● WHAT NEEDS TO BE DONE: Could you output each line of the data that follows exactly?

● DATASET ROWS:
++++++++++++++++++++

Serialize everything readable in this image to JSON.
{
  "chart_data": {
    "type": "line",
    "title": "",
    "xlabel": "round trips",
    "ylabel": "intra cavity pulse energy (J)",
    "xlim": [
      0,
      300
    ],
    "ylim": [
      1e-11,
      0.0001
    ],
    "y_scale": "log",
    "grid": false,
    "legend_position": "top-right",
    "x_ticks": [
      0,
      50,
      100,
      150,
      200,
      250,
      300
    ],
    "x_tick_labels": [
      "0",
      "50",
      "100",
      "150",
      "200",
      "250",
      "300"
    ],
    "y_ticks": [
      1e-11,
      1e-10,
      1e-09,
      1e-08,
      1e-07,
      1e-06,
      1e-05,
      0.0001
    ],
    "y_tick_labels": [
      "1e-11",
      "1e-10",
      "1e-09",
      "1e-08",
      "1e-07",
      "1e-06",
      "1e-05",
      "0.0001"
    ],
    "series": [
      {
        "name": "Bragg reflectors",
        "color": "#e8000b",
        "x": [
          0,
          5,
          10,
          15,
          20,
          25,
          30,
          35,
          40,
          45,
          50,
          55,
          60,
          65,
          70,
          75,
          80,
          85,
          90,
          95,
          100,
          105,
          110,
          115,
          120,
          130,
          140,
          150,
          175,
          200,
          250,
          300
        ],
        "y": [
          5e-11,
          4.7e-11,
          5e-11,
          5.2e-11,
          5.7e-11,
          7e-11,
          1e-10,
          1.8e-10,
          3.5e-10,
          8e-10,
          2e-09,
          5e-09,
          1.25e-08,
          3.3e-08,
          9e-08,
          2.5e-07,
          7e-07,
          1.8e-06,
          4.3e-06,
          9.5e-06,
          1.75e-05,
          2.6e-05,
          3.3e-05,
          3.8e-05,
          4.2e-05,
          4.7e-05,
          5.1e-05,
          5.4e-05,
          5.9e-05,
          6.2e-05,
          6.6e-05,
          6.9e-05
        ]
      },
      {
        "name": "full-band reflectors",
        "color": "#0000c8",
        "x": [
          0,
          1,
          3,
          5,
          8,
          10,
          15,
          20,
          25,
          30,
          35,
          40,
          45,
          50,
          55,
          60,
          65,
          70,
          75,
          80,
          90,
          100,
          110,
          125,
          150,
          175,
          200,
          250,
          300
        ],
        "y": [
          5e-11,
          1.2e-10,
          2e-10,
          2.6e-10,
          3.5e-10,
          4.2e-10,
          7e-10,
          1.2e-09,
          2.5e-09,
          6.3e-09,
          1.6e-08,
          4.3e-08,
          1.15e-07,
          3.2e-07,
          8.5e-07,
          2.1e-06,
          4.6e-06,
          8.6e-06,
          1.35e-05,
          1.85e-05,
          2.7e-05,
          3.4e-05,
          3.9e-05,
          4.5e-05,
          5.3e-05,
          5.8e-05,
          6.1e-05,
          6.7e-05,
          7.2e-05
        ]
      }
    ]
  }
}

++++++++++++++++++++

● SOLUTION BELOW:
Serialize everything readable in this image to JSON.
{
  "chart_data": {
    "type": "line",
    "title": "",
    "xlabel": "round trips",
    "ylabel": "intra cavity pulse energy (J)",
    "xlim": [
      0,
      300
    ],
    "ylim": [
      1e-11,
      0.0001
    ],
    "y_scale": "log",
    "grid": false,
    "legend_position": "top-right",
    "x_ticks": [
      0,
      50,
      100,
      150,
      200,
      250,
      300
    ],
    "x_tick_labels": [
      "0",
      "50",
      "100",
      "150",
      "200",
      "250",
      "300"
    ],
    "y_ticks": [
      1e-11,
      1e-10,
      1e-09,
      1e-08,
      1e-07,
      1e-06,
      1e-05,
      0.0001
    ],
    "y_tick_labels": [
      "1e-11",
      "1e-10",
      "1e-09",
      "1e-08",
      "1e-07",
      "1e-06",
      "1e-05",
      "0.0001"
    ],
    "series": [
      {
        "name": "Bragg reflectors",
        "color": "#e8000b",
        "x": [
          0,
          5,
          10,
          15,
          20,
          25,
          30,
          35,
          40,
          45,
          50,
          55,
          60,
          65,
          70,
          75,
          80,
          85,
          90,
          95,
          100,
          105,
          110,
          115,
          120,
          130,
          140,
          150,
          175,
          200,
          250,
          300
        ],
        "y": [
          5e-11,
          4.7e-11,
          5e-11,
          5.2e-11,
          5.7e-11,
          7e-11,
          1e-10,
          1.8e-10,
          3.5e-10,
          8e-10,
          2e-09,
          5e-09,
          1.25e-08,
          3.3e-08,
          9e-08,
          2.5e-07,
          7e-07,
          1.8e-06,
          4.3e-06,
          9.5e-06,
          1.75e-05,
          2.6e-05,
          3.3e-05,
          3.8e-05,
          4.2e-05,
          4.7e-05,
          5.1e-05,
          5.4e-05,
          5.9e-05,
          6.2e-05,
          6.6e-05,
          6.9e-05
        ]
      },
      {
        "name": "full-band reflectors",
        "color": "#0000c8",
        "x": [
          0,
          1,
          3,
          5,
          8,
          10,
          15,
          20,
          25,
          30,
          35,
          40,
          45,
          50,
          55,
          60,
          65,
          70,
          75,
          80,
          90,
          100,
          110,
          125,
          150,
          175,
          200,
          250,
          300
        ],
        "y": [
          5e-11,
          1.2e-10,
          2e-10,
          2.6e-10,
          3.5e-10,
          4.2e-10,
          7e-10,
          1.2e-09,
          2.5e-09,
          6.3e-09,
          1.6e-08,
          4.3e-08,
          1.15e-07,
          3.2e-07,
          8.5e-07,
          2.1e-06,
          4.6e-06,
          8.6e-06,
          1.35e-05,
          1.85e-05,
          2.7e-05,
          3.4e-05,
          3.9e-05,
          4.5e-05,
          5.3e-05,
          5.8e-05,
          6.1e-05,
          6.7e-05,
          7.2e-05
        ]
      }
    ]
  }
}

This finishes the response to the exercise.